TASK REQUIREMENTS » Please give the data below again in full, exactly as it stands.

RECORDS SHOWN »
※

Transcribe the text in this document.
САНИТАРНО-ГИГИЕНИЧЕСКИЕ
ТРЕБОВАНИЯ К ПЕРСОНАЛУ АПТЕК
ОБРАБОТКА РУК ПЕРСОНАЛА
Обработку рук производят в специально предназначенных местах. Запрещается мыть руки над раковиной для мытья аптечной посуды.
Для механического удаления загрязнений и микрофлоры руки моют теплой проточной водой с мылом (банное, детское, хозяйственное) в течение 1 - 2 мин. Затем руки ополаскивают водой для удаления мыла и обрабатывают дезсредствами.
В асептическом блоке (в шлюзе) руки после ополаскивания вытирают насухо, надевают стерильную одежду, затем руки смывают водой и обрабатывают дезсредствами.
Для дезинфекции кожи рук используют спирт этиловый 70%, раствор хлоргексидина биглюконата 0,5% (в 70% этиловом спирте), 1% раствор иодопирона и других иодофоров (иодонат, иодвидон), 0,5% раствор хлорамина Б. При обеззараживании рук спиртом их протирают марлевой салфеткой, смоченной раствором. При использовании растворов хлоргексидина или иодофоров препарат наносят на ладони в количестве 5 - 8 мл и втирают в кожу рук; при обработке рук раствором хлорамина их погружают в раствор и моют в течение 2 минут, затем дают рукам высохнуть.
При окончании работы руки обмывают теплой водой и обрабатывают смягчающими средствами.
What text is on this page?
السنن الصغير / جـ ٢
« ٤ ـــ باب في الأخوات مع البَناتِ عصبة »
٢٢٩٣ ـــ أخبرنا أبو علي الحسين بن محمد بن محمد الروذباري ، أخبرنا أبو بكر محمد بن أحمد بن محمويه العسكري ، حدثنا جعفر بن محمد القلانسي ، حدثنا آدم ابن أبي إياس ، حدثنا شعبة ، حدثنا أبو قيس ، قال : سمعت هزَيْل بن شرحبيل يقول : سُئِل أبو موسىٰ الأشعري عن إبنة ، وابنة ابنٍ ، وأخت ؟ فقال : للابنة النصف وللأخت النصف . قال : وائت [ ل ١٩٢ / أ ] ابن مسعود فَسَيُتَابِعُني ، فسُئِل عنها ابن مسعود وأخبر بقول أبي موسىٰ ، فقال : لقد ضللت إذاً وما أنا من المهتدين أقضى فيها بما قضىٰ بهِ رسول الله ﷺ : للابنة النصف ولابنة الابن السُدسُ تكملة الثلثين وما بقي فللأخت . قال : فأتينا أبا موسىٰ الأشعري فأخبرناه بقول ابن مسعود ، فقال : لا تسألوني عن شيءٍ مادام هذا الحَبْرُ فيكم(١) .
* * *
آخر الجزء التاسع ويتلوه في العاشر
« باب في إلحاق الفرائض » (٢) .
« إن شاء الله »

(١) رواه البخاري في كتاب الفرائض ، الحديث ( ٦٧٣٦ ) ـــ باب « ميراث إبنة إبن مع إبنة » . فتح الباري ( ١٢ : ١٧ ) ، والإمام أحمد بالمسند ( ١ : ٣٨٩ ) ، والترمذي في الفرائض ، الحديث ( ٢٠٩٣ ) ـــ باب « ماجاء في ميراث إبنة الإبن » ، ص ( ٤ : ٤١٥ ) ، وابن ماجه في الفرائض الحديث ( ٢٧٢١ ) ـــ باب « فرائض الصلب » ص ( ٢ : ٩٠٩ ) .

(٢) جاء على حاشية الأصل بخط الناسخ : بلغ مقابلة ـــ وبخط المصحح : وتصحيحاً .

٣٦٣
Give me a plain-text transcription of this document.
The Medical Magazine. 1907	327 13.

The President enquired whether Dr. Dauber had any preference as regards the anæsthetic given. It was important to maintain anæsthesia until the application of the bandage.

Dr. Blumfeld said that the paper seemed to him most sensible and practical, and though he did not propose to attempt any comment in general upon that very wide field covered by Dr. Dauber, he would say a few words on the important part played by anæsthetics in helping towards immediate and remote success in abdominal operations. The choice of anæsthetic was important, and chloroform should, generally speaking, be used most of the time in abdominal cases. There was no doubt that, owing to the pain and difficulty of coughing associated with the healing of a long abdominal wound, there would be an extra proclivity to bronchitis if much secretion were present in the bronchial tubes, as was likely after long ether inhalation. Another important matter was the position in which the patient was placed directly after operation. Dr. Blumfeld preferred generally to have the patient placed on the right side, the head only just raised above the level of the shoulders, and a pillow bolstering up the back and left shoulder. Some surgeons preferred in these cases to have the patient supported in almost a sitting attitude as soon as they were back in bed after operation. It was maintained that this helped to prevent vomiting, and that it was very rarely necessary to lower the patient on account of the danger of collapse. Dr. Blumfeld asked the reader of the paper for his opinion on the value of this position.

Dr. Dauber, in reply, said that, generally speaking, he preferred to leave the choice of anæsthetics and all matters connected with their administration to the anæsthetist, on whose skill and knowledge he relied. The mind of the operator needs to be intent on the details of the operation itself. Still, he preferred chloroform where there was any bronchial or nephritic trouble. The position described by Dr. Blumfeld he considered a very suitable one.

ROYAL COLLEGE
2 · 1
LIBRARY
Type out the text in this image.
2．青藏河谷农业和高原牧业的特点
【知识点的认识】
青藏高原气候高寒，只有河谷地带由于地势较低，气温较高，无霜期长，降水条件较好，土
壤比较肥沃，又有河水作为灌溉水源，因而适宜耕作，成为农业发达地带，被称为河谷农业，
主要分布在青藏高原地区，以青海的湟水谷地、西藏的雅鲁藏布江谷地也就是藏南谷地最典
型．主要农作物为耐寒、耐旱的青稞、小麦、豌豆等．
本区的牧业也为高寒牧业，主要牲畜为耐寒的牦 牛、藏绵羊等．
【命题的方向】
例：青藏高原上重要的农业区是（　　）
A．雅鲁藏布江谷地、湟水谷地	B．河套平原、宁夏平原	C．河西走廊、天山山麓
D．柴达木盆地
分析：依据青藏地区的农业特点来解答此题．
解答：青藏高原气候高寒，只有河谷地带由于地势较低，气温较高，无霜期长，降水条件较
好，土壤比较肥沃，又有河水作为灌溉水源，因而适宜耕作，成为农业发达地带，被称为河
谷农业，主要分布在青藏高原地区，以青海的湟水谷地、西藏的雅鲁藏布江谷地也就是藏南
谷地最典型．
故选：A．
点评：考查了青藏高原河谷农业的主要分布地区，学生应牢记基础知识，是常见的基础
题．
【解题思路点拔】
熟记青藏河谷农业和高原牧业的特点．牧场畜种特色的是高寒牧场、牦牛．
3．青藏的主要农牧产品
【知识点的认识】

※

TASK RESULT »
Transcribe the text in this document.
САНИТАРНО-ГИГИЕНИЧЕСКИЕ
ТРЕБОВАНИЯ К ПЕРСОНАЛУ АПТЕК
ОБРАБОТКА РУК ПЕРСОНАЛА
Обработку рук производят в специально предназначенных местах. Запрещается мыть руки над раковиной для мытья аптечной посуды.
Для механического удаления загрязнений и микрофлоры руки моют теплой проточной водой с мылом (банное, детское, хозяйственное) в течение 1 - 2 мин. Затем руки ополаскивают водой для удаления мыла и обрабатывают дезсредствами.
В асептическом блоке (в шлюзе) руки после ополаскивания вытирают насухо, надевают стерильную одежду, затем руки смывают водой и обрабатывают дезсредствами.
Для дезинфекции кожи рук используют спирт этиловый 70%, раствор хлоргексидина биглюконата 0,5% (в 70% этиловом спирте), 1% раствор иодопирона и других иодофоров (иодонат, иодвидон), 0,5% раствор хлорамина Б. При обеззараживании рук спиртом их протирают марлевой салфеткой, смоченной раствором. При использовании растворов хлоргексидина или иодофоров препарат наносят на ладони в количестве 5 - 8 мл и втирают в кожу рук; при обработке рук раствором хлорамина их погружают в раствор и моют в течение 2 минут, затем дают рукам высохнуть.
При окончании работы руки обмывают теплой водой и обрабатывают смягчающими средствами.
What text is on this page?
السنن الصغير / جـ ٢
« ٤ ـــ باب في الأخوات مع البَناتِ عصبة »
٢٢٩٣ ـــ أخبرنا أبو علي الحسين بن محمد بن محمد الروذباري ، أخبرنا أبو بكر محمد بن أحمد بن محمويه العسكري ، حدثنا جعفر بن محمد القلانسي ، حدثنا آدم ابن أبي إياس ، حدثنا شعبة ، حدثنا أبو قيس ، قال : سمعت هزَيْل بن شرحبيل يقول : سُئِل أبو موسىٰ الأشعري عن إبنة ، وابنة ابنٍ ، وأخت ؟ فقال : للابنة النصف وللأخت النصف . قال : وائت [ ل ١٩٢ / أ ] ابن مسعود فَسَيُتَابِعُني ، فسُئِل عنها ابن مسعود وأخبر بقول أبي موسىٰ ، فقال : لقد ضللت إذاً وما أنا من المهتدين أقضى فيها بما قضىٰ بهِ رسول الله ﷺ : للابنة النصف ولابنة الابن السُدسُ تكملة الثلثين وما بقي فللأخت . قال : فأتينا أبا موسىٰ الأشعري فأخبرناه بقول ابن مسعود ، فقال : لا تسألوني عن شيءٍ مادام هذا الحَبْرُ فيكم(١) .
* * *
آخر الجزء التاسع ويتلوه في العاشر
« باب في إلحاق الفرائض » (٢) .
« إن شاء الله »

(١) رواه البخاري في كتاب الفرائض ، الحديث ( ٦٧٣٦ ) ـــ باب « ميراث إبنة إبن مع إبنة » . فتح الباري ( ١٢ : ١٧ ) ، والإمام أحمد بالمسند ( ١ : ٣٨٩ ) ، والترمذي في الفرائض ، الحديث ( ٢٠٩٣ ) ـــ باب « ماجاء في ميراث إبنة الإبن » ، ص ( ٤ : ٤١٥ ) ، وابن ماجه في الفرائض الحديث ( ٢٧٢١ ) ـــ باب « فرائض الصلب » ص ( ٢ : ٩٠٩ ) .

(٢) جاء على حاشية الأصل بخط الناسخ : بلغ مقابلة ـــ وبخط المصحح : وتصحيحاً .

٣٦٣
Give me a plain-text transcription of this document.
The Medical Magazine. 1907	327 13.

The President enquired whether Dr. Dauber had any preference as regards the anæsthetic given. It was important to maintain anæsthesia until the application of the bandage.

Dr. Blumfeld said that the paper seemed to him most sensible and practical, and though he did not propose to attempt any comment in general upon that very wide field covered by Dr. Dauber, he would say a few words on the important part played by anæsthetics in helping towards immediate and remote success in abdominal operations. The choice of anæsthetic was important, and chloroform should, generally speaking, be used most of the time in abdominal cases. There was no doubt that, owing to the pain and difficulty of coughing associated with the healing of a long abdominal wound, there would be an extra proclivity to bronchitis if much secretion were present in the bronchial tubes, as was likely after long ether inhalation. Another important matter was the position in which the patient was placed directly after operation. Dr. Blumfeld preferred generally to have the patient placed on the right side, the head only just raised above the level of the shoulders, and a pillow bolstering up the back and left shoulder. Some surgeons preferred in these cases to have the patient supported in almost a sitting attitude as soon as they were back in bed after operation. It was maintained that this helped to prevent vomiting, and that it was very rarely necessary to lower the patient on account of the danger of collapse. Dr. Blumfeld asked the reader of the paper for his opinion on the value of this position.

Dr. Dauber, in reply, said that, generally speaking, he preferred to leave the choice of anæsthetics and all matters connected with their administration to the anæsthetist, on whose skill and knowledge he relied. The mind of the operator needs to be intent on the details of the operation itself. Still, he preferred chloroform where there was any bronchial or nephritic trouble. The position described by Dr. Blumfeld he considered a very suitable one.

ROYAL COLLEGE
2 · 1
LIBRARY
Type out the text in this image.
2．青藏河谷农业和高原牧业的特点
【知识点的认识】
青藏高原气候高寒，只有河谷地带由于地势较低，气温较高，无霜期长，降水条件较好，土
壤比较肥沃，又有河水作为灌溉水源，因而适宜耕作，成为农业发达地带，被称为河谷农业，
主要分布在青藏高原地区，以青海的湟水谷地、西藏的雅鲁藏布江谷地也就是藏南谷地最典
型．主要农作物为耐寒、耐旱的青稞、小麦、豌豆等．
本区的牧业也为高寒牧业，主要牲畜为耐寒的牦 牛、藏绵羊等．
【命题的方向】
例：青藏高原上重要的农业区是（　　）
A．雅鲁藏布江谷地、湟水谷地	B．河套平原、宁夏平原	C．河西走廊、天山山麓
D．柴达木盆地
分析：依据青藏地区的农业特点来解答此题．
解答：青藏高原气候高寒，只有河谷地带由于地势较低，气温较高，无霜期长，降水条件较
好，土壤比较肥沃，又有河水作为灌溉水源，因而适宜耕作，成为农业发达地带，被称为河
谷农业，主要分布在青藏高原地区，以青海的湟水谷地、西藏的雅鲁藏布江谷地也就是藏南
谷地最典型．
故选：A．
点评：考查了青藏高原河谷农业的主要分布地区，学生应牢记基础知识，是常见的基础
题．
【解题思路点拔】
熟记青藏河谷农业和高原牧业的特点．牧场畜种特色的是高寒牧场、牦牛．
3．青藏的主要农牧产品
【知识点的认识】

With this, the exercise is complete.